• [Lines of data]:
::::
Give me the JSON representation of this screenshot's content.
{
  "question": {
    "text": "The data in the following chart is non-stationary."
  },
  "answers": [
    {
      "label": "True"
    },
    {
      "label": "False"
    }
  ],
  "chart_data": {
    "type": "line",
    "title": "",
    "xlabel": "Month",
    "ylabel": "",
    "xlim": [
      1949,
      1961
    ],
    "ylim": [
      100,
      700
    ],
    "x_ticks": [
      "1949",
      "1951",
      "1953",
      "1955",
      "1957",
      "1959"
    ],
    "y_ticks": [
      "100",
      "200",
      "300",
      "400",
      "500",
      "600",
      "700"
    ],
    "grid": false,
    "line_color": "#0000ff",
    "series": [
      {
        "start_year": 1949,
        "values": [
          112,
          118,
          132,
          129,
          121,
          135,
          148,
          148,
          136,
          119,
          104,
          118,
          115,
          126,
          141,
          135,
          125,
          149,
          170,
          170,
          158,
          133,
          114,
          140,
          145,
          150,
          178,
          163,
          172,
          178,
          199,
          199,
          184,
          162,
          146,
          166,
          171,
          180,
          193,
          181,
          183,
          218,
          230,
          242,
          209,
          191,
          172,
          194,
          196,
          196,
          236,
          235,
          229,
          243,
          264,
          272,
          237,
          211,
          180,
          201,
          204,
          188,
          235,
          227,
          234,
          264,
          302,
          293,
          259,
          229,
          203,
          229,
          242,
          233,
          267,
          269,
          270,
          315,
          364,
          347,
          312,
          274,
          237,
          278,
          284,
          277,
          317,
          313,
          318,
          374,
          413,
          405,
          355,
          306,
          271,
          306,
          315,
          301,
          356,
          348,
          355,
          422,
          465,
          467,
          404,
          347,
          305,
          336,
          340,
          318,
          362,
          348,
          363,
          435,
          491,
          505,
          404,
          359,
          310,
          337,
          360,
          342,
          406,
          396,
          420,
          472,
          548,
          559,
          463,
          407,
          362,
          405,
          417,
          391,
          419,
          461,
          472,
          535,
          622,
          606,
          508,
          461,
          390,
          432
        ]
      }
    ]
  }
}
::::
• [Task to carry out]:
Retype the data in full and match it exactly.

• [Result below]:
Give me the JSON representation of this screenshot's content.
{
  "question": {
    "text": "The data in the following chart is non-stationary."
  },
  "answers": [
    {
      "label": "True"
    },
    {
      "label": "False"
    }
  ],
  "chart_data": {
    "type": "line",
    "title": "",
    "xlabel": "Month",
    "ylabel": "",
    "xlim": [
      1949,
      1961
    ],
    "ylim": [
      100,
      700
    ],
    "x_ticks": [
      "1949",
      "1951",
      "1953",
      "1955",
      "1957",
      "1959"
    ],
    "y_ticks": [
      "100",
      "200",
      "300",
      "400",
      "500",
      "600",
      "700"
    ],
    "grid": false,
    "line_color": "#0000ff",
    "series": [
      {
        "start_year": 1949,
        "values": [
          112,
          118,
          132,
          129,
          121,
          135,
          148,
          148,
          136,
          119,
          104,
          118,
          115,
          126,
          141,
          135,
          125,
          149,
          170,
          170,
          158,
          133,
          114,
          140,
          145,
          150,
          178,
          163,
          172,
          178,
          199,
          199,
          184,
          162,
          146,
          166,
          171,
          180,
          193,
          181,
          183,
          218,
          230,
          242,
          209,
          191,
          172,
          194,
          196,
          196,
          236,
          235,
          229,
          243,
          264,
          272,
          237,
          211,
          180,
          201,
          204,
          188,
          235,
          227,
          234,
          264,
          302,
          293,
          259,
          229,
          203,
          229,
          242,
          233,
          267,
          269,
          270,
          315,
          364,
          347,
          312,
          274,
          237,
          278,
          284,
          277,
          317,
          313,
          318,
          374,
          413,
          405,
          355,
          306,
          271,
          306,
          315,
          301,
          356,
          348,
          355,
          422,
          465,
          467,
          404,
          347,
          305,
          336,
          340,
          318,
          362,
          348,
          363,
          435,
          491,
          505,
          404,
          359,
          310,
          337,
          360,
          342,
          406,
          396,
          420,
          472,
          548,
          559,
          463,
          407,
          362,
          405,
          417,
          391,
          419,
          461,
          472,
          535,
          622,
          606,
          508,
          461,
          390,
          432
        ]
      }
    ]
  }
}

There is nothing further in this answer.